### Records for the exercise
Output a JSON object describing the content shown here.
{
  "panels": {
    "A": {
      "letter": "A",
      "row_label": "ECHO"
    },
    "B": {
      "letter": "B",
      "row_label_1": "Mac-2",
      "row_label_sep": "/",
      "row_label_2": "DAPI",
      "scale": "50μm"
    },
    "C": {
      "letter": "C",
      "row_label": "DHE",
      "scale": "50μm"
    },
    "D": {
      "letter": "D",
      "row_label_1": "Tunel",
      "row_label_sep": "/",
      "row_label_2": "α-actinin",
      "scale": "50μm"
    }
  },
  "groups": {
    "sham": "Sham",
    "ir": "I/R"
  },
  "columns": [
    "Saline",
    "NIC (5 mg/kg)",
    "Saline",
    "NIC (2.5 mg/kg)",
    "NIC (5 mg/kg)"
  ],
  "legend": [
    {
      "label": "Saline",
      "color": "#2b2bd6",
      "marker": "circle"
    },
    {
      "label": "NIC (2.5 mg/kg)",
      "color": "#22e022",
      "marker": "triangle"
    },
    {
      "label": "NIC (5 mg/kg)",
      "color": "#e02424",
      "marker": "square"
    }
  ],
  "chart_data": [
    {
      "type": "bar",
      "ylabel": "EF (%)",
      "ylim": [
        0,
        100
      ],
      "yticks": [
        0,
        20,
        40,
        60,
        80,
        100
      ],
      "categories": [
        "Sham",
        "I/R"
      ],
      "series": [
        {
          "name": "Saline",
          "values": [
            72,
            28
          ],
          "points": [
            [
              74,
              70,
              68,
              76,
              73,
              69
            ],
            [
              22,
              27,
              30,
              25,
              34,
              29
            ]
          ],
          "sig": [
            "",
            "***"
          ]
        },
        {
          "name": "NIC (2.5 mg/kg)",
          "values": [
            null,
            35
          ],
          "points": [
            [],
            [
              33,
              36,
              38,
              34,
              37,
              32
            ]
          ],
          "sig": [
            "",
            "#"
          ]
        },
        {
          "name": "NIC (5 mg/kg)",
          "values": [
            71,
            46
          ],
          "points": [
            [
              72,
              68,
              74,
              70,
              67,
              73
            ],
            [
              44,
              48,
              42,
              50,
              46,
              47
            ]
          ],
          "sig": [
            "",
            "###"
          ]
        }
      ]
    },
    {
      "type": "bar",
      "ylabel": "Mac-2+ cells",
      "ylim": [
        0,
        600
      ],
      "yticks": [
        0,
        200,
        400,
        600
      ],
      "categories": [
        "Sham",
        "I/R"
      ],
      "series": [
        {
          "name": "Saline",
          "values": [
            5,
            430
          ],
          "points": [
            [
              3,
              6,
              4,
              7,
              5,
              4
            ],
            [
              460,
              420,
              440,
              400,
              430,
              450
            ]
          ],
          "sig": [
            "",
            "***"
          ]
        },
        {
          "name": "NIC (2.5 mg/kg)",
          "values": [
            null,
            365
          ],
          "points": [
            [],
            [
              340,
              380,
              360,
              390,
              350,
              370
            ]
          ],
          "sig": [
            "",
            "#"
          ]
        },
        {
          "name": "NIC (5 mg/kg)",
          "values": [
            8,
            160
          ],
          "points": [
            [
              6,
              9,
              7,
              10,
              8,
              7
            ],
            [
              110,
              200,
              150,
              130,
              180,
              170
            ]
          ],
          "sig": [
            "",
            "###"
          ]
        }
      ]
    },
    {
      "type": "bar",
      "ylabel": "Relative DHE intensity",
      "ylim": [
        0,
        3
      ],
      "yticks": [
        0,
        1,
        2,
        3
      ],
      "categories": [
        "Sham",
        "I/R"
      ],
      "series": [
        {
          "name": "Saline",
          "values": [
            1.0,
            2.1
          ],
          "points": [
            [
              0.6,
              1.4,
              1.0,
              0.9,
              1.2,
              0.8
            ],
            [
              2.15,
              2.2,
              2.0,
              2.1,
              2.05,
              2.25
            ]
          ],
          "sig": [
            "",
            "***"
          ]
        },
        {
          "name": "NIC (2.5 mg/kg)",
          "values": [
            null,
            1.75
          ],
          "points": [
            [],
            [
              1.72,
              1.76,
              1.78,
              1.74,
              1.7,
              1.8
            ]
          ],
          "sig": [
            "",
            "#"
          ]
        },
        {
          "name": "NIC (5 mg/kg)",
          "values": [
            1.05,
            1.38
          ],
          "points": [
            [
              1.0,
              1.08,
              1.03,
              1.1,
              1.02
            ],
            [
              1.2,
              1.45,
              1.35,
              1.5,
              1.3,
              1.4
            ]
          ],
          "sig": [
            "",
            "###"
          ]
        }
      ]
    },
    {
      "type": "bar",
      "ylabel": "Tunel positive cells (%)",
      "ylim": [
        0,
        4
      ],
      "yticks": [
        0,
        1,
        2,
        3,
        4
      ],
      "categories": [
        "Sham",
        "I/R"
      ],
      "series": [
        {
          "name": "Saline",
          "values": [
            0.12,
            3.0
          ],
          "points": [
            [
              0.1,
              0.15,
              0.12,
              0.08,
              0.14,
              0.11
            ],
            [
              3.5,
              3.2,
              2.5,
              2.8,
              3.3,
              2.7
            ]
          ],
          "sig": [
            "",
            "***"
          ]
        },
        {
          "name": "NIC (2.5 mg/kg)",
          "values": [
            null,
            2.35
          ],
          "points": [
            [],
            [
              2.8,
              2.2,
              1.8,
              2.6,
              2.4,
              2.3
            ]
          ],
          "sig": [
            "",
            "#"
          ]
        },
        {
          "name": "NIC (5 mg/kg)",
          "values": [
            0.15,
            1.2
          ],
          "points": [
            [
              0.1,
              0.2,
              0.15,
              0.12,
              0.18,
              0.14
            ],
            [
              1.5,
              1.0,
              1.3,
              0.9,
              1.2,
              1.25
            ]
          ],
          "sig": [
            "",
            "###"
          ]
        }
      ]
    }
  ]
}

### Instructions to follow
Please transcribe each entry exactly, keeping every word as it is.

### Solution
Output a JSON object describing the content shown here.
{
  "panels": {
    "A": {
      "letter": "A",
      "row_label": "ECHO"
    },
    "B": {
      "letter": "B",
      "row_label_1": "Mac-2",
      "row_label_sep": "/",
      "row_label_2": "DAPI",
      "scale": "50μm"
    },
    "C": {
      "letter": "C",
      "row_label": "DHE",
      "scale": "50μm"
    },
    "D": {
      "letter": "D",
      "row_label_1": "Tunel",
      "row_label_sep": "/",
      "row_label_2": "α-actinin",
      "scale": "50μm"
    }
  },
  "groups": {
    "sham": "Sham",
    "ir": "I/R"
  },
  "columns": [
    "Saline",
    "NIC (5 mg/kg)",
    "Saline",
    "NIC (2.5 mg/kg)",
    "NIC (5 mg/kg)"
  ],
  "legend": [
    {
      "label": "Saline",
      "color": "#2b2bd6",
      "marker": "circle"
    },
    {
      "label": "NIC (2.5 mg/kg)",
      "color": "#22e022",
      "marker": "triangle"
    },
    {
      "label": "NIC (5 mg/kg)",
      "color": "#e02424",
      "marker": "square"
    }
  ],
  "chart_data": [
    {
      "type": "bar",
      "ylabel": "EF (%)",
      "ylim": [
        0,
        100
      ],
      "yticks": [
        0,
        20,
        40,
        60,
        80,
        100
      ],
      "categories": [
        "Sham",
        "I/R"
      ],
      "series": [
        {
          "name": "Saline",
          "values": [
            72,
            28
          ],
          "points": [
            [
              74,
              70,
              68,
              76,
              73,
              69
            ],
            [
              22,
              27,
              30,
              25,
              34,
              29
            ]
          ],
          "sig": [
            "",
            "***"
          ]
        },
        {
          "name": "NIC (2.5 mg/kg)",
          "values": [
            null,
            35
          ],
          "points": [
            [],
            [
              33,
              36,
              38,
              34,
              37,
              32
            ]
          ],
          "sig": [
            "",
            "#"
          ]
        },
        {
          "name": "NIC (5 mg/kg)",
          "values": [
            71,
            46
          ],
          "points": [
            [
              72,
              68,
              74,
              70,
              67,
              73
            ],
            [
              44,
              48,
              42,
              50,
              46,
              47
            ]
          ],
          "sig": [
            "",
            "###"
          ]
        }
      ]
    },
    {
      "type": "bar",
      "ylabel": "Mac-2+ cells",
      "ylim": [
        0,
        600
      ],
      "yticks": [
        0,
        200,
        400,
        600
      ],
      "categories": [
        "Sham",
        "I/R"
      ],
      "series": [
        {
          "name": "Saline",
          "values": [
            5,
            430
          ],
          "points": [
            [
              3,
              6,
              4,
              7,
              5,
              4
            ],
            [
              460,
              420,
              440,
              400,
              430,
              450
            ]
          ],
          "sig": [
            "",
            "***"
          ]
        },
        {
          "name": "NIC (2.5 mg/kg)",
          "values": [
            null,
            365
          ],
          "points": [
            [],
            [
              340,
              380,
              360,
              390,
              350,
              370
            ]
          ],
          "sig": [
            "",
            "#"
          ]
        },
        {
          "name": "NIC (5 mg/kg)",
          "values": [
            8,
            160
          ],
          "points": [
            [
              6,
              9,
              7,
              10,
              8,
              7
            ],
            [
              110,
              200,
              150,
              130,
              180,
              170
            ]
          ],
          "sig": [
            "",
            "###"
          ]
        }
      ]
    },
    {
      "type": "bar",
      "ylabel": "Relative DHE intensity",
      "ylim": [
        0,
        3
      ],
      "yticks": [
        0,
        1,
        2,
        3
      ],
      "categories": [
        "Sham",
        "I/R"
      ],
      "series": [
        {
          "name": "Saline",
          "values": [
            1.0,
            2.1
          ],
          "points": [
            [
              0.6,
              1.4,
              1.0,
              0.9,
              1.2,
              0.8
            ],
            [
              2.15,
              2.2,
              2.0,
              2.1,
              2.05,
              2.25
            ]
          ],
          "sig": [
            "",
            "***"
          ]
        },
        {
          "name": "NIC (2.5 mg/kg)",
          "values": [
            null,
            1.75
          ],
          "points": [
            [],
            [
              1.72,
              1.76,
              1.78,
              1.74,
              1.7,
              1.8
            ]
          ],
          "sig": [
            "",
            "#"
          ]
        },
        {
          "name": "NIC (5 mg/kg)",
          "values": [
            1.05,
            1.38
          ],
          "points": [
            [
              1.0,
              1.08,
              1.03,
              1.1,
              1.02
            ],
            [
              1.2,
              1.45,
              1.35,
              1.5,
              1.3,
              1.4
            ]
          ],
          "sig": [
            "",
            "###"
          ]
        }
      ]
    },
    {
      "type": "bar",
      "ylabel": "Tunel positive cells (%)",
      "ylim": [
        0,
        4
      ],
      "yticks": [
        0,
        1,
        2,
        3,
        4
      ],
      "categories": [
        "Sham",
        "I/R"
      ],
      "series": [
        {
          "name": "Saline",
          "values": [
            0.12,
            3.0
          ],
          "points": [
            [
              0.1,
              0.15,
              0.12,
              0.08,
              0.14,
              0.11
            ],
            [
              3.5,
              3.2,
              2.5,
              2.8,
              3.3,
              2.7
            ]
          ],
          "sig": [
            "",
            "***"
          ]
        },
        {
          "name": "NIC (2.5 mg/kg)",
          "values": [
            null,
            2.35
          ],
          "points": [
            [],
            [
              2.8,
              2.2,
              1.8,
              2.6,
              2.4,
              2.3
            ]
          ],
          "sig": [
            "",
            "#"
          ]
        },
        {
          "name": "NIC (5 mg/kg)",
          "values": [
            0.15,
            1.2
          ],
          "points": [
            [
              0.1,
              0.2,
              0.15,
              0.12,
              0.18,
              0.14
            ],
            [
              1.5,
              1.0,
              1.3,
              0.9,
              1.2,
              1.25
            ]
          ],
          "sig": [
            "",
            "###"
          ]
        }
      ]
    }
  ]
}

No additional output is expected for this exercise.